** TASK GOAL **
Extract the full listing below without altering a single character.

** SUPPLIED INFORMATION **
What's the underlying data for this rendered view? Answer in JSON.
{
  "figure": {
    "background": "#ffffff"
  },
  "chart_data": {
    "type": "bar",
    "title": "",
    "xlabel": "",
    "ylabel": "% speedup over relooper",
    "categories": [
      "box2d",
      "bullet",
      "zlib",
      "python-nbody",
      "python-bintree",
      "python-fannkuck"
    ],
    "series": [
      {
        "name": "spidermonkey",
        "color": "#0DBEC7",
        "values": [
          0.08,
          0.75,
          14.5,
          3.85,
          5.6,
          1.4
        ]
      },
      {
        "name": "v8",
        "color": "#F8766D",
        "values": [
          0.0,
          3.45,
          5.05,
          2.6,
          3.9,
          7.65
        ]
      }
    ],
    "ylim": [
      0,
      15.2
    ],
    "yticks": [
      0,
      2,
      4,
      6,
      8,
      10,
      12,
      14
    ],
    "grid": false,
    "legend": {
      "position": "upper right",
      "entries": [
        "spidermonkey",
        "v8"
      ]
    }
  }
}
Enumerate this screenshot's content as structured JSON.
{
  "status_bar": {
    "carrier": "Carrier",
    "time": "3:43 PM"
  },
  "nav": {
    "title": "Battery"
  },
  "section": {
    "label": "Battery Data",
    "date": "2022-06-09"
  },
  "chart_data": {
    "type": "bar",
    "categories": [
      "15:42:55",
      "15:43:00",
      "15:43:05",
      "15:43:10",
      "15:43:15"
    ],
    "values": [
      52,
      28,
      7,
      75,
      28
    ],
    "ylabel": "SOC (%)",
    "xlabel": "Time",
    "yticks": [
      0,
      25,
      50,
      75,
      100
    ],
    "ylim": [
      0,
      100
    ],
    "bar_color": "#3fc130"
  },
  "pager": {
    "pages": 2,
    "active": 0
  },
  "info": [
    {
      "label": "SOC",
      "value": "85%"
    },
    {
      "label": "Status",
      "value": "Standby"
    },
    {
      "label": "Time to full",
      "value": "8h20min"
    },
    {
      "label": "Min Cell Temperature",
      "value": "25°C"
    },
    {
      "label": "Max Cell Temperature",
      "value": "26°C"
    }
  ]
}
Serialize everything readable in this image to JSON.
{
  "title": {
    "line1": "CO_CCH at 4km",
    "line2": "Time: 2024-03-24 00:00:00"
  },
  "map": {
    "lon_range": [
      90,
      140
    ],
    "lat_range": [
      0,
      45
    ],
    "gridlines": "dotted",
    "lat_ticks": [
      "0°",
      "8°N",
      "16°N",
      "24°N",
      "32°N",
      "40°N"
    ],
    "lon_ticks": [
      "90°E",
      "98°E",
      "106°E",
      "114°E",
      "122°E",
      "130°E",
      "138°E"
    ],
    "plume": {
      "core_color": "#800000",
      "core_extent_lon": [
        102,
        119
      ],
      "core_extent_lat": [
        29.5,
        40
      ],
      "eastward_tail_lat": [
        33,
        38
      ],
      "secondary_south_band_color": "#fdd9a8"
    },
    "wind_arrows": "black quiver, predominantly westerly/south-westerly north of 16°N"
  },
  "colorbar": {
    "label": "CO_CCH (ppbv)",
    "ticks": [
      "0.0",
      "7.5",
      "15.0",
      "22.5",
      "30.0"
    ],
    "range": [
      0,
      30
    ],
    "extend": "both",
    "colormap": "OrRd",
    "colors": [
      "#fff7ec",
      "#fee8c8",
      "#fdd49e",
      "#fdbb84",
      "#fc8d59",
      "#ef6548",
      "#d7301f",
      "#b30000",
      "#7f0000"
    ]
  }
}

** CORRECT RESPONSE **
What's the underlying data for this rendered view? Answer in JSON.
{
  "figure": {
    "background": "#ffffff"
  },
  "chart_data": {
    "type": "bar",
    "title": "",
    "xlabel": "",
    "ylabel": "% speedup over relooper",
    "categories": [
      "box2d",
      "bullet",
      "zlib",
      "python-nbody",
      "python-bintree",
      "python-fannkuck"
    ],
    "series": [
      {
        "name": "spidermonkey",
        "color": "#0DBEC7",
        "values": [
          0.08,
          0.75,
          14.5,
          3.85,
          5.6,
          1.4
        ]
      },
      {
        "name": "v8",
        "color": "#F8766D",
        "values": [
          0.0,
          3.45,
          5.05,
          2.6,
          3.9,
          7.65
        ]
      }
    ],
    "ylim": [
      0,
      15.2
    ],
    "yticks": [
      0,
      2,
      4,
      6,
      8,
      10,
      12,
      14
    ],
    "grid": false,
    "legend": {
      "position": "upper right",
      "entries": [
        "spidermonkey",
        "v8"
      ]
    }
  }
}
Enumerate this screenshot's content as structured JSON.
{
  "status_bar": {
    "carrier": "Carrier",
    "time": "3:43 PM"
  },
  "nav": {
    "title": "Battery"
  },
  "section": {
    "label": "Battery Data",
    "date": "2022-06-09"
  },
  "chart_data": {
    "type": "bar",
    "categories": [
      "15:42:55",
      "15:43:00",
      "15:43:05",
      "15:43:10",
      "15:43:15"
    ],
    "values": [
      52,
      28,
      7,
      75,
      28
    ],
    "ylabel": "SOC (%)",
    "xlabel": "Time",
    "yticks": [
      0,
      25,
      50,
      75,
      100
    ],
    "ylim": [
      0,
      100
    ],
    "bar_color": "#3fc130"
  },
  "pager": {
    "pages": 2,
    "active": 0
  },
  "info": [
    {
      "label": "SOC",
      "value": "85%"
    },
    {
      "label": "Status",
      "value": "Standby"
    },
    {
      "label": "Time to full",
      "value": "8h20min"
    },
    {
      "label": "Min Cell Temperature",
      "value": "25°C"
    },
    {
      "label": "Max Cell Temperature",
      "value": "26°C"
    }
  ]
}
Serialize everything readable in this image to JSON.
{
  "title": {
    "line1": "CO_CCH at 4km",
    "line2": "Time: 2024-03-24 00:00:00"
  },
  "map": {
    "lon_range": [
      90,
      140
    ],
    "lat_range": [
      0,
      45
    ],
    "gridlines": "dotted",
    "lat_ticks": [
      "0°",
      "8°N",
      "16°N",
      "24°N",
      "32°N",
      "40°N"
    ],
    "lon_ticks": [
      "90°E",
      "98°E",
      "106°E",
      "114°E",
      "122°E",
      "130°E",
      "138°E"
    ],
    "plume": {
      "core_color": "#800000",
      "core_extent_lon": [
        102,
        119
      ],
      "core_extent_lat": [
        29.5,
        40
      ],
      "eastward_tail_lat": [
        33,
        38
      ],
      "secondary_south_band_color": "#fdd9a8"
    },
    "wind_arrows": "black quiver, predominantly westerly/south-westerly north of 16°N"
  },
  "colorbar": {
    "label": "CO_CCH (ppbv)",
    "ticks": [
      "0.0",
      "7.5",
      "15.0",
      "22.5",
      "30.0"
    ],
    "range": [
      0,
      30
    ],
    "extend": "both",
    "colormap": "OrRd",
    "colors": [
      "#fff7ec",
      "#fee8c8",
      "#fdd49e",
      "#fdbb84",
      "#fc8d59",
      "#ef6548",
      "#d7301f",
      "#b30000",
      "#7f0000"
    ]
  }
}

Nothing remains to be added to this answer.